-- Start --

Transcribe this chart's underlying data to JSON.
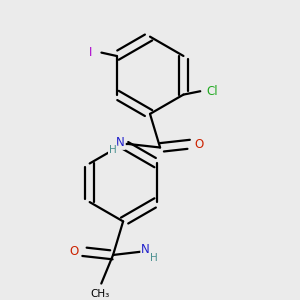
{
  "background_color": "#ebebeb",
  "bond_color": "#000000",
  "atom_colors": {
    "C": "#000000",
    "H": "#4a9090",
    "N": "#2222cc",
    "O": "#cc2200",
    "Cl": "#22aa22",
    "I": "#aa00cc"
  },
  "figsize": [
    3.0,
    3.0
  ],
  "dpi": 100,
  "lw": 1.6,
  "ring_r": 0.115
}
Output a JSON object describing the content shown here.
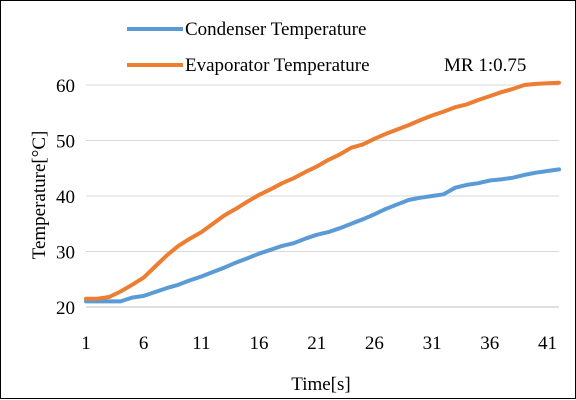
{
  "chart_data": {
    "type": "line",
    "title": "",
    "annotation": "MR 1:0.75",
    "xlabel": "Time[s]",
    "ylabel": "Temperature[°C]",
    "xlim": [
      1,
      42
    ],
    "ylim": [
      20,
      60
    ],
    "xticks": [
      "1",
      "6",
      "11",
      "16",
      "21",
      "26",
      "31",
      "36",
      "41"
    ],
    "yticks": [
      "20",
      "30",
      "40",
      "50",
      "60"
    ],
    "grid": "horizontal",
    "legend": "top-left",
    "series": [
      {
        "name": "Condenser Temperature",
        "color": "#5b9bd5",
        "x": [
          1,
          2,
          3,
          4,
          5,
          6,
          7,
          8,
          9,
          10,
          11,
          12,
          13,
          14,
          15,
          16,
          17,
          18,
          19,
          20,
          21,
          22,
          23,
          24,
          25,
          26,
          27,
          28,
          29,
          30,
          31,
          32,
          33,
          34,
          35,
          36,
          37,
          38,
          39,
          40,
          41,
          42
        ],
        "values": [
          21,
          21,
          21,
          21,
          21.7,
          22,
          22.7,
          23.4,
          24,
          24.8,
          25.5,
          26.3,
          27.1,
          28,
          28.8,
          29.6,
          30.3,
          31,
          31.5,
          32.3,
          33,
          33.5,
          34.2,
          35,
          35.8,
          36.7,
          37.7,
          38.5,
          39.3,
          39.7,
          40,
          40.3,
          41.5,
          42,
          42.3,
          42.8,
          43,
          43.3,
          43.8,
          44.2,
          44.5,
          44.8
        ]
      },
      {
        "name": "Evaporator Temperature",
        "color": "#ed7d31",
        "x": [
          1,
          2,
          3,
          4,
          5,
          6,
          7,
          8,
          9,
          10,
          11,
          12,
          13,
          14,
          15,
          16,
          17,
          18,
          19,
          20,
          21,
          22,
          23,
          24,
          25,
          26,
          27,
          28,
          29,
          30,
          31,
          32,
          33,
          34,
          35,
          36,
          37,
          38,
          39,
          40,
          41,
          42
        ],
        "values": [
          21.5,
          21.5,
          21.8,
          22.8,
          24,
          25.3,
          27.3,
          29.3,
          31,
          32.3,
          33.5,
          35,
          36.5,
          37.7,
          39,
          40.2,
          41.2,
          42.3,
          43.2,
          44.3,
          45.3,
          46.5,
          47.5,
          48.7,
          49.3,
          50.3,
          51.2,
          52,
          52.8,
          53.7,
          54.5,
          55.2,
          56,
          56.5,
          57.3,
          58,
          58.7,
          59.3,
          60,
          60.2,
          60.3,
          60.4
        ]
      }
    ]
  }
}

-- End --

• _EXERCISE GOAL_
Examine the records and pull out every line where the string "Temperature" occurs.

• _REPLY_
    "ylabel": "Temperature[°C]",
        "name": "Condenser Temperature",
        "name": "Evaporator Temperature",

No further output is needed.